[Recorded data]
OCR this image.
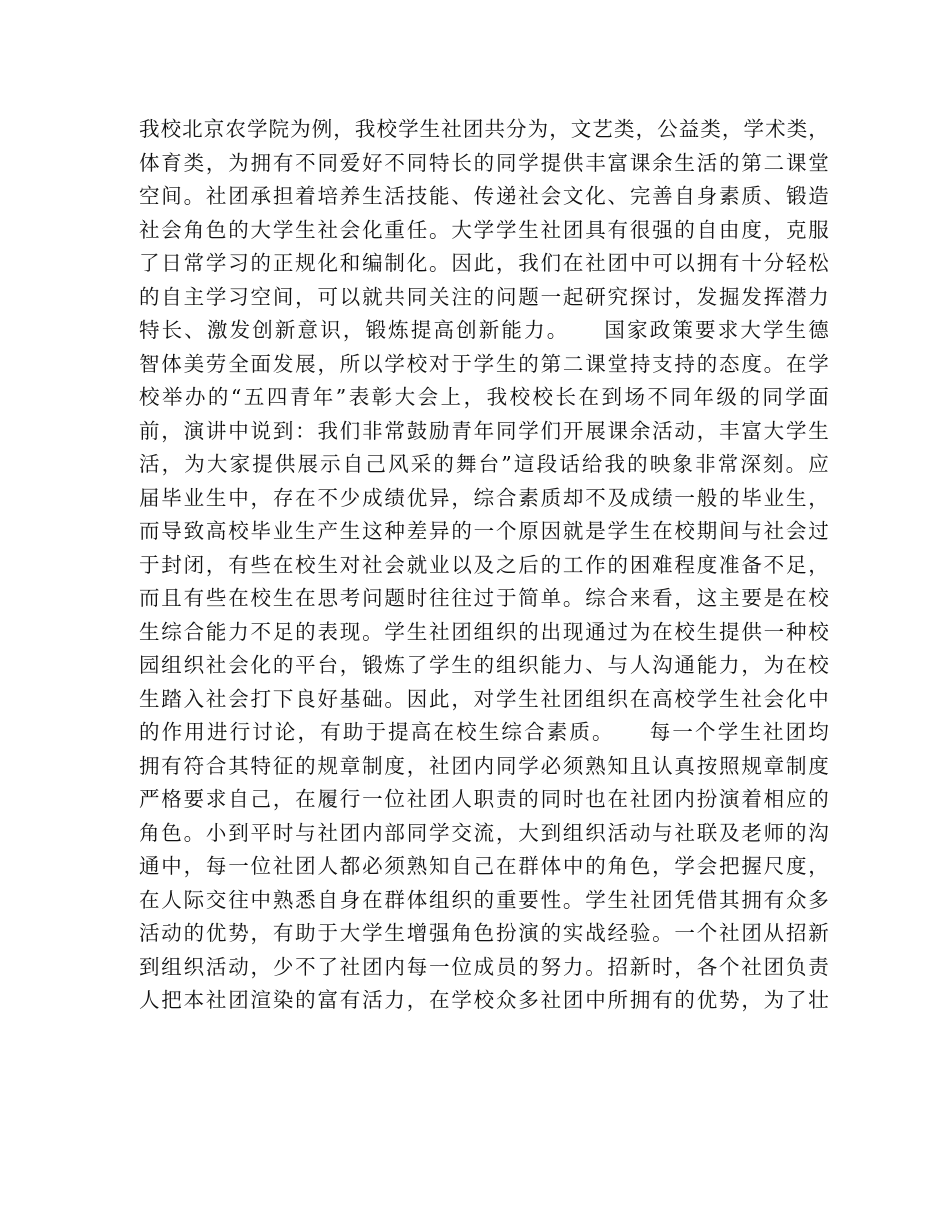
我校北京农学院为例，我校学生社团共分为，文艺类，公益类，学术类，
体育类，为拥有不同爱好不同特长的同学提供丰富课余生活的第二课堂
空间。社团承担着培养生活技能、传递社会文化、完善自身素质、锻造
社会角色的大学生社会化重任。大学学生社团具有很强的自由度，克服
了日常学习的正规化和编制化。因此，我们在社团中可以拥有十分轻松
的自主学习空间，可以就共同关注的问题一起研究探讨，发掘发挥潜力
特长、激发创新意识，锻炼提高创新能力。　　国家政策要求大学生德
智体美劳全面发展，所以学校对于学生的第二课堂持支持的态度。在学
校举办的“五四青年”表彰大会上，我校校长在到场不同年级的同学面
前，演讲中说到：我们非常鼓励青年同学们开展课余活动，丰富大学生
活，为大家提供展示自己风采的舞台”這段话给我的映象非常深刻。应
届毕业生中，存在不少成绩优异，综合素质却不及成绩一般的毕业生，
而导致高校毕业生产生这种差异的一个原因就是学生在校期间与社会过
于封闭，有些在校生对社会就业以及之后的工作的困难程度准备不足，
而且有些在校生在思考问题时往往过于简单。综合来看，这主要是在校
生综合能力不足的表现。学生社团组织的出现通过为在校生提供一种校
园组织社会化的平台，锻炼了学生的组织能力、与人沟通能力，为在校
生踏入社会打下良好基础。因此，对学生社团组织在高校学生社会化中
的作用进行讨论，有助于提高在校生综合素质。　　每一个学生社团均
拥有符合其特征的规章制度，社团内同学必须熟知且认真按照规章制度
严格要求自己，在履行一位社团人职责的同时也在社团内扮演着相应的
角色。小到平时与社团内部同学交流，大到组织活动与社联及老师的沟
通中，每一位社团人都必须熟知自己在群体中的角色，学会把握尺度，
在人际交往中熟悉自身在群体组织的重要性。学生社团凭借其拥有众多
活动的优势，有助于大学生增强角色扮演的实战经验。一个社团从招新
到组织活动，少不了社团内每一位成员的努力。招新时，各个社团负责
人把本社团渲染的富有活力，在学校众多社团中所拥有的优势，为了壮
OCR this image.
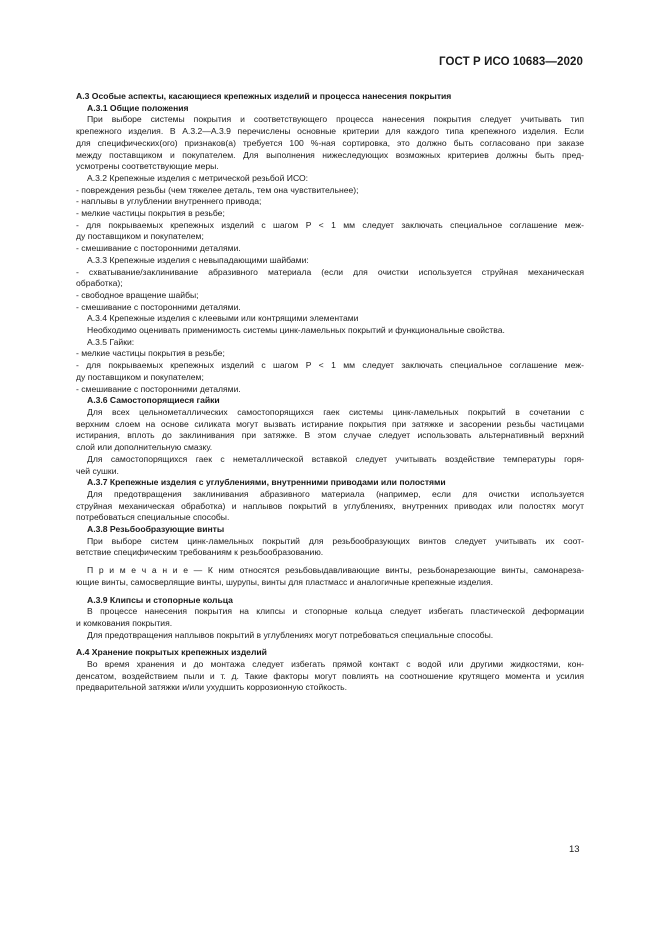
ГОСТ Р ИСО 10683—2020
A.3 Особые аспекты, касающиеся крепежных изделий и процесса нанесения покрытия
A.3.1 Общие положения
При выборе системы покрытия и соответствующего процесса нанесения покрытия следует учитывать тип
крепежного изделия. В A.3.2—A.3.9 перечислены основные критерии для каждого типа крепежного изделия. Если
для специфических(ого) признаков(а) требуется 100 %-ная сортировка, это должно быть согласовано при заказе
между поставщиком и покупателем. Для выполнения нижеследующих возможных критериев должны быть пред-
усмотрены соответствующие меры.
A.3.2 Крепежные изделия с метрической резьбой ИСО:
- повреждения резьбы (чем тяжелее деталь, тем она чувствительнее);
- наплывы в углублении внутреннего привода;
- мелкие частицы покрытия в резьбе;
- для покрываемых крепежных изделий с шагом P < 1 мм следует заключать специальное соглашение меж-
ду поставщиком и покупателем;
- смешивание с посторонними деталями.
A.3.3 Крепежные изделия с невыпадающими шайбами:
- схватывание/заклинивание абразивного материала (если для очистки используется струйная механическая
обработка);
- свободное вращение шайбы;
- смешивание с посторонними деталями.
A.3.4 Крепежные изделия с клеевыми или контрящими элементами
Необходимо оценивать применимость системы цинк-ламельных покрытий и функциональные свойства.
A.3.5 Гайки:
- мелкие частицы покрытия в резьбе;
- для покрываемых крепежных изделий с шагом P < 1 мм следует заключать специальное соглашение меж-
ду поставщиком и покупателем;
- смешивание с посторонними деталями.
A.3.6 Самостопорящиеся гайки
Для всех цельнометаллических самостопорящихся гаек системы цинк-ламельных покрытий в сочетании с
верхним слоем на основе силиката могут вызвать истирание покрытия при затяжке и засорении резьбы частицами
истирания, вплоть до заклинивания при затяжке. В этом случае следует использовать альтернативный верхний
слой или дополнительную смазку.
Для самостопорящихся гаек с неметаллической вставкой следует учитывать воздействие температуры горя-
чей сушки.
A.3.7 Крепежные изделия с углублениями, внутренними приводами или полостями
Для предотвращения заклинивания абразивного материала (например, если для очистки используется
струйная механическая обработка) и наплывов покрытий в углублениях, внутренних приводах или полостях могут
потребоваться специальные способы.
A.3.8 Резьбообразующие винты
При выборе систем цинк-ламельных покрытий для резьбообразующих винтов следует учитывать их соот-
ветствие специфическим требованиям к резьбообразованию.
П р и м е ч а н и е — К ним относятся резьбовыдавливающие винты, резьбонарезающие винты, самонареза-
ющие винты, самосверлящие винты, шурупы, винты для пластмасс и аналогичные крепежные изделия.
A.3.9 Клипсы и стопорные кольца
В процессе нанесения покрытия на клипсы и стопорные кольца следует избегать пластической деформации
и комкования покрытия.
Для предотвращения наплывов покрытий в углублениях могут потребоваться специальные способы.
A.4 Хранение покрытых крепежных изделий
Во время хранения и до монтажа следует избегать прямой контакт с водой или другими жидкостями, кон-
денсатом, воздействием пыли и т. д. Такие факторы могут повлиять на соотношение крутящего момента и усилия
предварительной затяжки и/или ухудшить коррозионную стойкость.
13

> [SHORT TASK] Locate all lines holding the word "предотвращения", then copy them out.

> [EXERCISE ANSWER]
Для предотвращения заклинивания абразивного материала (например, если для очистки используется
Для предотвращения наплывов покрытий в углублениях могут потребоваться специальные способы.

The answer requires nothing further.